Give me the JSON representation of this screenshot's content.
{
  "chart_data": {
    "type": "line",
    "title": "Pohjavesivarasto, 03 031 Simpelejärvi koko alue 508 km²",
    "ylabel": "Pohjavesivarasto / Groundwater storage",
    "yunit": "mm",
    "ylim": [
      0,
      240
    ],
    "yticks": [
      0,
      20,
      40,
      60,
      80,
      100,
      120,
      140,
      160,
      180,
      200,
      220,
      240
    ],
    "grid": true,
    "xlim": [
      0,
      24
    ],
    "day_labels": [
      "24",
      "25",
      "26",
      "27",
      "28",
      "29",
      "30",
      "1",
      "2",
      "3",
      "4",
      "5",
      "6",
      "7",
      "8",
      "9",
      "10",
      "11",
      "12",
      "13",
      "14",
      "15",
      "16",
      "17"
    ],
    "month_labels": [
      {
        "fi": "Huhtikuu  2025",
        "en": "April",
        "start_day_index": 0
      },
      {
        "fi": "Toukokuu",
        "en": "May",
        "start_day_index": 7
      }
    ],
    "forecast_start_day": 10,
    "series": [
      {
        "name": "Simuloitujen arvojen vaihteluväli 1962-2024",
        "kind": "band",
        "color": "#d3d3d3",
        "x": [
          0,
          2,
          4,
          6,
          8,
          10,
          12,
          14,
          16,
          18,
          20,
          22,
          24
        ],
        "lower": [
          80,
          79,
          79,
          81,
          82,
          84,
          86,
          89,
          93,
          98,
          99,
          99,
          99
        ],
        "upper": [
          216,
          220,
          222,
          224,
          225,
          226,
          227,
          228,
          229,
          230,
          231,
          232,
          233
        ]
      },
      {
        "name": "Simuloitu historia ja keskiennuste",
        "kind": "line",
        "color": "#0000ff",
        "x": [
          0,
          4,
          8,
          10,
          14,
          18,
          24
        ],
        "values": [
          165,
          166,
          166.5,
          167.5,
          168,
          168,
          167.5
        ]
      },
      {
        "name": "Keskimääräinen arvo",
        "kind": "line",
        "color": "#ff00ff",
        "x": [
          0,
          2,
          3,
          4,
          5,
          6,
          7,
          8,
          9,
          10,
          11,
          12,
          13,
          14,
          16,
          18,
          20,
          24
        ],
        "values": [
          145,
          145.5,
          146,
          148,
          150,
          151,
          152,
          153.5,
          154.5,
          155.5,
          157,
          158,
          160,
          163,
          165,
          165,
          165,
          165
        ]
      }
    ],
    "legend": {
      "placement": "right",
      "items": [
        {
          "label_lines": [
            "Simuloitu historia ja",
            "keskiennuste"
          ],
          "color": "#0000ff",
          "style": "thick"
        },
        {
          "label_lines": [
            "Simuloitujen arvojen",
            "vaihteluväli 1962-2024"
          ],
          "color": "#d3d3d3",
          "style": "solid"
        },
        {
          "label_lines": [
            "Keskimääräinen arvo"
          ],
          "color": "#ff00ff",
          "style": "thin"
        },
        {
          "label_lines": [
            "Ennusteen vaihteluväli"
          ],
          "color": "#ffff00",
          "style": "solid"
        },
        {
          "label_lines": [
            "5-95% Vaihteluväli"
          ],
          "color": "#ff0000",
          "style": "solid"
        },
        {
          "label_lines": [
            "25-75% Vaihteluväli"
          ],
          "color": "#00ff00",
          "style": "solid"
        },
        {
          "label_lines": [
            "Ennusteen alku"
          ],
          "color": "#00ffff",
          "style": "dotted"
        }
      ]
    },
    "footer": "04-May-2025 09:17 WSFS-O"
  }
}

--- --- ---

What the task requires: Repeat each record in full; every line must match exactly.

Written response:
Give me the JSON representation of this screenshot's content.
{
  "chart_data": {
    "type": "line",
    "title": "Pohjavesivarasto, 03 031 Simpelejärvi koko alue 508 km²",
    "ylabel": "Pohjavesivarasto / Groundwater storage",
    "yunit": "mm",
    "ylim": [
      0,
      240
    ],
    "yticks": [
      0,
      20,
      40,
      60,
      80,
      100,
      120,
      140,
      160,
      180,
      200,
      220,
      240
    ],
    "grid": true,
    "xlim": [
      0,
      24
    ],
    "day_labels": [
      "24",
      "25",
      "26",
      "27",
      "28",
      "29",
      "30",
      "1",
      "2",
      "3",
      "4",
      "5",
      "6",
      "7",
      "8",
      "9",
      "10",
      "11",
      "12",
      "13",
      "14",
      "15",
      "16",
      "17"
    ],
    "month_labels": [
      {
        "fi": "Huhtikuu  2025",
        "en": "April",
        "start_day_index": 0
      },
      {
        "fi": "Toukokuu",
        "en": "May",
        "start_day_index": 7
      }
    ],
    "forecast_start_day": 10,
    "series": [
      {
        "name": "Simuloitujen arvojen vaihteluväli 1962-2024",
        "kind": "band",
        "color": "#d3d3d3",
        "x": [
          0,
          2,
          4,
          6,
          8,
          10,
          12,
          14,
          16,
          18,
          20,
          22,
          24
        ],
        "lower": [
          80,
          79,
          79,
          81,
          82,
          84,
          86,
          89,
          93,
          98,
          99,
          99,
          99
        ],
        "upper": [
          216,
          220,
          222,
          224,
          225,
          226,
          227,
          228,
          229,
          230,
          231,
          232,
          233
        ]
      },
      {
        "name": "Simuloitu historia ja keskiennuste",
        "kind": "line",
        "color": "#0000ff",
        "x": [
          0,
          4,
          8,
          10,
          14,
          18,
          24
        ],
        "values": [
          165,
          166,
          166.5,
          167.5,
          168,
          168,
          167.5
        ]
      },
      {
        "name": "Keskimääräinen arvo",
        "kind": "line",
        "color": "#ff00ff",
        "x": [
          0,
          2,
          3,
          4,
          5,
          6,
          7,
          8,
          9,
          10,
          11,
          12,
          13,
          14,
          16,
          18,
          20,
          24
        ],
        "values": [
          145,
          145.5,
          146,
          148,
          150,
          151,
          152,
          153.5,
          154.5,
          155.5,
          157,
          158,
          160,
          163,
          165,
          165,
          165,
          165
        ]
      }
    ],
    "legend": {
      "placement": "right",
      "items": [
        {
          "label_lines": [
            "Simuloitu historia ja",
            "keskiennuste"
          ],
          "color": "#0000ff",
          "style": "thick"
        },
        {
          "label_lines": [
            "Simuloitujen arvojen",
            "vaihteluväli 1962-2024"
          ],
          "color": "#d3d3d3",
          "style": "solid"
        },
        {
          "label_lines": [
            "Keskimääräinen arvo"
          ],
          "color": "#ff00ff",
          "style": "thin"
        },
        {
          "label_lines": [
            "Ennusteen vaihteluväli"
          ],
          "color": "#ffff00",
          "style": "solid"
        },
        {
          "label_lines": [
            "5-95% Vaihteluväli"
          ],
          "color": "#ff0000",
          "style": "solid"
        },
        {
          "label_lines": [
            "25-75% Vaihteluväli"
          ],
          "color": "#00ff00",
          "style": "solid"
        },
        {
          "label_lines": [
            "Ennusteen alku"
          ],
          "color": "#00ffff",
          "style": "dotted"
        }
      ]
    },
    "footer": "04-May-2025 09:17 WSFS-O"
  }
}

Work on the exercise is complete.